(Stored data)
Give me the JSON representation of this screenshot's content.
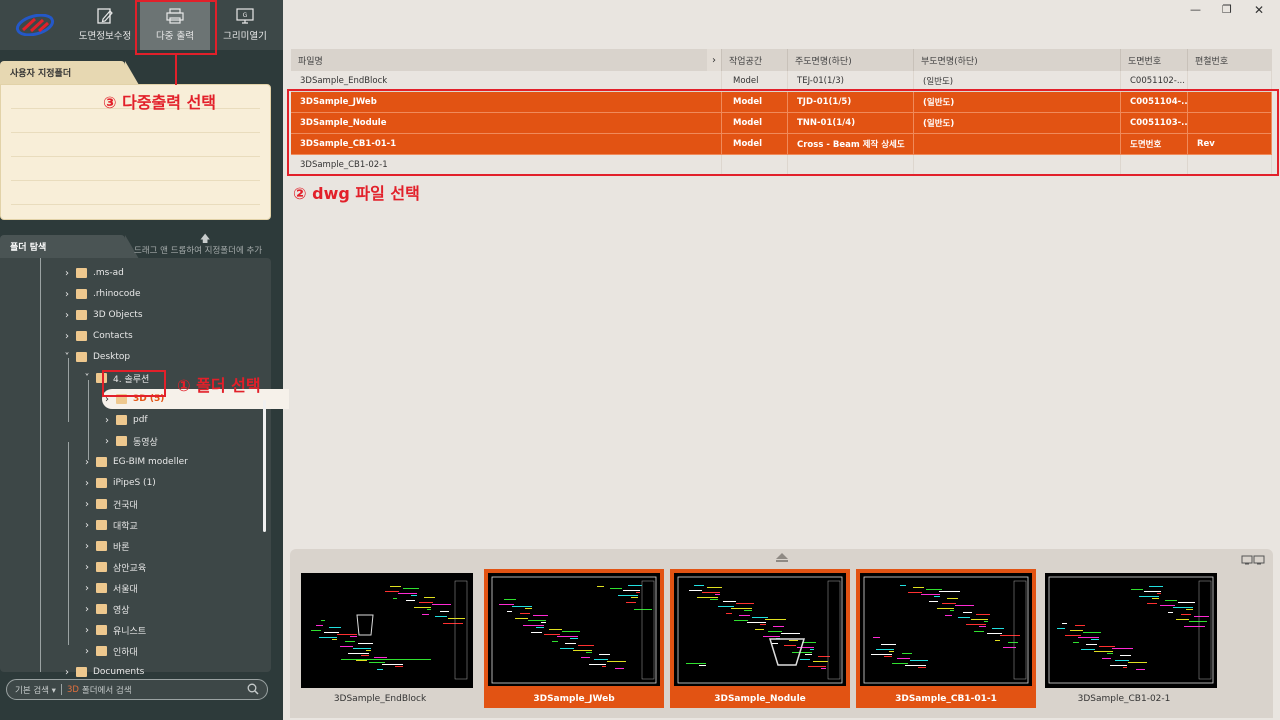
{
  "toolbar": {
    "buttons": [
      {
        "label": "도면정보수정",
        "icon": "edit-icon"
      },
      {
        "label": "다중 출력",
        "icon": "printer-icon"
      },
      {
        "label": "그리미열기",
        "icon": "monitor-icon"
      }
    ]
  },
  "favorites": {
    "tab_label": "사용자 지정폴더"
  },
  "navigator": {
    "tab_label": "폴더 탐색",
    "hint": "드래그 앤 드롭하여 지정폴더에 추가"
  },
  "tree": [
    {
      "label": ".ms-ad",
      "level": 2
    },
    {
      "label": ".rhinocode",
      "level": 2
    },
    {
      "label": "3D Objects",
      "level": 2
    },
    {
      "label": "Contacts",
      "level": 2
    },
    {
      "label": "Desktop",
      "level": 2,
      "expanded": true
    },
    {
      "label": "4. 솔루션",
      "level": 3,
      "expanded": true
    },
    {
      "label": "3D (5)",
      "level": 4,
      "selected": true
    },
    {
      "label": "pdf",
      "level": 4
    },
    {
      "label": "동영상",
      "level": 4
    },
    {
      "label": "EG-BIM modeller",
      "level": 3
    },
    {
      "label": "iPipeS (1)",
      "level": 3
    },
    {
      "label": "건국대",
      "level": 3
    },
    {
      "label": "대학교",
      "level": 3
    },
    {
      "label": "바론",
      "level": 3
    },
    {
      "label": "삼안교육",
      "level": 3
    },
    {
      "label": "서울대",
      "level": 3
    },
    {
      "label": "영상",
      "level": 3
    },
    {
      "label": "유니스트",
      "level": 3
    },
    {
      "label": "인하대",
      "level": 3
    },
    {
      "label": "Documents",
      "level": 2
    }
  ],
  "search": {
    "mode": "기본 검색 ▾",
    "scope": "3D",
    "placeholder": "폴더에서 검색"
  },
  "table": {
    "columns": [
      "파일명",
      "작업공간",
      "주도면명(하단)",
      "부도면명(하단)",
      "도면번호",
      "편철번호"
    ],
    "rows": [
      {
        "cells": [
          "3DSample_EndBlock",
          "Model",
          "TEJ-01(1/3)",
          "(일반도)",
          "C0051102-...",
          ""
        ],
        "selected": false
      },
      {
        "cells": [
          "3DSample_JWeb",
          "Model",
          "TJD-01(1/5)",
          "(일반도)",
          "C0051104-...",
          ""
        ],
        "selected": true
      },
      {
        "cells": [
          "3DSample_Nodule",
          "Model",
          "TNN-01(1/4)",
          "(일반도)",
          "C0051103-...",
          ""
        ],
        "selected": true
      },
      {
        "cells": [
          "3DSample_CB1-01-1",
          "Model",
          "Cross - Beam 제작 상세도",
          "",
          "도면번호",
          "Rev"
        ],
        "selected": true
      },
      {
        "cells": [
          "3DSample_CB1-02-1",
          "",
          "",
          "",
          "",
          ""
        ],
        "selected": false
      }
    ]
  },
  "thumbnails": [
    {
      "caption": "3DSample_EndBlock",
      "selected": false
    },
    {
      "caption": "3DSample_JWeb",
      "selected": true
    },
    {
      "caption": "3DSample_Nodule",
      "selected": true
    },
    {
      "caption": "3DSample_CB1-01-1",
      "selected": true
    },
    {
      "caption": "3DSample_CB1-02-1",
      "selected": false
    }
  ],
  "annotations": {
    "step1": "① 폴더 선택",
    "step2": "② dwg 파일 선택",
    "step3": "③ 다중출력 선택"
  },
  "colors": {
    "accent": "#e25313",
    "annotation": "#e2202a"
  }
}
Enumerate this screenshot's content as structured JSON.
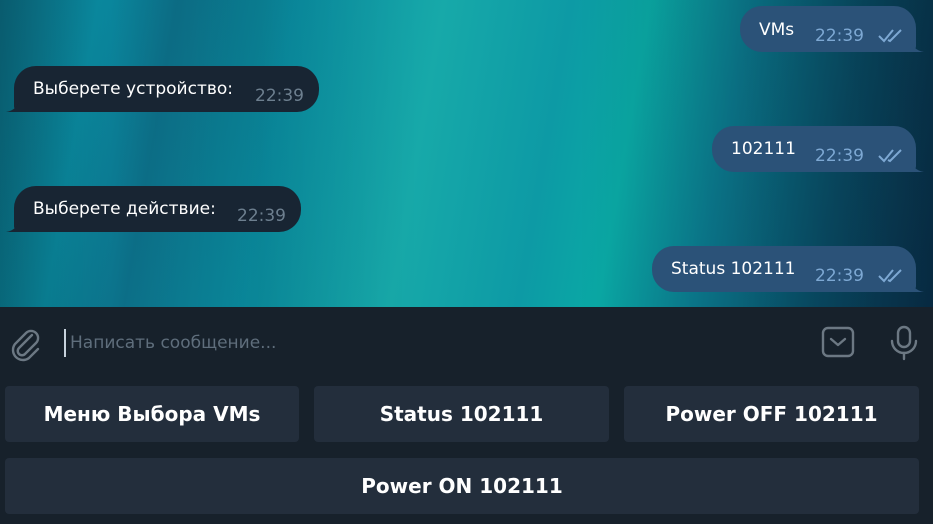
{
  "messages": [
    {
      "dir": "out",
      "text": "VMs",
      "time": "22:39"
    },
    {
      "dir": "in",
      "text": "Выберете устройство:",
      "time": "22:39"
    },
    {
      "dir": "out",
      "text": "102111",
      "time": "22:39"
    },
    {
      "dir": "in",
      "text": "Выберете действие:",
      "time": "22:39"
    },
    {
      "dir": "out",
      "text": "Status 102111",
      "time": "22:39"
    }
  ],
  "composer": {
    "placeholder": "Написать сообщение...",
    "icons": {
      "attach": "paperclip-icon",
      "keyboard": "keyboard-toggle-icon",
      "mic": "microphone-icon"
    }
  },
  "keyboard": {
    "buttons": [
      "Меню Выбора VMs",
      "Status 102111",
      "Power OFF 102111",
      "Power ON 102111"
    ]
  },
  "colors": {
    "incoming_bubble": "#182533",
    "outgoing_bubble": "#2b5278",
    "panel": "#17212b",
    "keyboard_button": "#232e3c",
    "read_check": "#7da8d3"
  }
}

Work required:
What is needed is an exact reproduction of the data, pictures excluded.

Task output:
Give me the JSON representation of this screenshot's content.
{
  "toolbar": {
    "buttons": [
      {
        "label": "도면정보수정",
        "icon": "edit-icon"
      },
      {
        "label": "다중 출력",
        "icon": "printer-icon"
      },
      {
        "label": "그리미열기",
        "icon": "monitor-icon"
      }
    ]
  },
  "favorites": {
    "tab_label": "사용자 지정폴더"
  },
  "navigator": {
    "tab_label": "폴더 탐색",
    "hint": "드래그 앤 드롭하여 지정폴더에 추가"
  },
  "tree": [
    {
      "label": ".ms-ad",
      "level": 2
    },
    {
      "label": ".rhinocode",
      "level": 2
    },
    {
      "label": "3D Objects",
      "level": 2
    },
    {
      "label": "Contacts",
      "level": 2
    },
    {
      "label": "Desktop",
      "level": 2,
      "expanded": true
    },
    {
      "label": "4. 솔루션",
      "level": 3,
      "expanded": true
    },
    {
      "label": "3D (5)",
      "level": 4,
      "selected": true
    },
    {
      "label": "pdf",
      "level": 4
    },
    {
      "label": "동영상",
      "level": 4
    },
    {
      "label": "EG-BIM modeller",
      "level": 3
    },
    {
      "label": "iPipeS (1)",
      "level": 3
    },
    {
      "label": "건국대",
      "level": 3
    },
    {
      "label": "대학교",
      "level": 3
    },
    {
      "label": "바론",
      "level": 3
    },
    {
      "label": "삼안교육",
      "level": 3
    },
    {
      "label": "서울대",
      "level": 3
    },
    {
      "label": "영상",
      "level": 3
    },
    {
      "label": "유니스트",
      "level": 3
    },
    {
      "label": "인하대",
      "level": 3
    },
    {
      "label": "Documents",
      "level": 2
    }
  ],
  "search": {
    "mode": "기본 검색 ▾",
    "scope": "3D",
    "placeholder": "폴더에서 검색"
  },
  "table": {
    "columns": [
      "파일명",
      "작업공간",
      "주도면명(하단)",
      "부도면명(하단)",
      "도면번호",
      "편철번호"
    ],
    "rows": [
      {
        "cells": [
          "3DSample_EndBlock",
          "Model",
          "TEJ-01(1/3)",
          "(일반도)",
          "C0051102-...",
          ""
        ],
        "selected": false
      },
      {
        "cells": [
          "3DSample_JWeb",
          "Model",
          "TJD-01(1/5)",
          "(일반도)",
          "C0051104-...",
          ""
        ],
        "selected": true
      },
      {
        "cells": [
          "3DSample_Nodule",
          "Model",
          "TNN-01(1/4)",
          "(일반도)",
          "C0051103-...",
          ""
        ],
        "selected": true
      },
      {
        "cells": [
          "3DSample_CB1-01-1",
          "Model",
          "Cross - Beam 제작 상세도",
          "",
          "도면번호",
          "Rev"
        ],
        "selected": true
      },
      {
        "cells": [
          "3DSample_CB1-02-1",
          "",
          "",
          "",
          "",
          ""
        ],
        "selected": false
      }
    ]
  },
  "thumbnails": [
    {
      "caption": "3DSample_EndBlock",
      "selected": false
    },
    {
      "caption": "3DSample_JWeb",
      "selected": true
    },
    {
      "caption": "3DSample_Nodule",
      "selected": true
    },
    {
      "caption": "3DSample_CB1-01-1",
      "selected": true
    },
    {
      "caption": "3DSample_CB1-02-1",
      "selected": false
    }
  ],
  "annotations": {
    "step1": "① 폴더 선택",
    "step2": "② dwg 파일 선택",
    "step3": "③ 다중출력 선택"
  },
  "colors": {
    "accent": "#e25313",
    "annotation": "#e2202a"
  }
}
Enumerate this screenshot's content as structured JSON.
{
  "messages": [
    {
      "dir": "out",
      "text": "VMs",
      "time": "22:39"
    },
    {
      "dir": "in",
      "text": "Выберете устройство:",
      "time": "22:39"
    },
    {
      "dir": "out",
      "text": "102111",
      "time": "22:39"
    },
    {
      "dir": "in",
      "text": "Выберете действие:",
      "time": "22:39"
    },
    {
      "dir": "out",
      "text": "Status 102111",
      "time": "22:39"
    }
  ],
  "composer": {
    "placeholder": "Написать сообщение...",
    "icons": {
      "attach": "paperclip-icon",
      "keyboard": "keyboard-toggle-icon",
      "mic": "microphone-icon"
    }
  },
  "keyboard": {
    "buttons": [
      "Меню Выбора VMs",
      "Status 102111",
      "Power OFF 102111",
      "Power ON 102111"
    ]
  },
  "colors": {
    "incoming_bubble": "#182533",
    "outgoing_bubble": "#2b5278",
    "panel": "#17212b",
    "keyboard_button": "#232e3c",
    "read_check": "#7da8d3"
  }
}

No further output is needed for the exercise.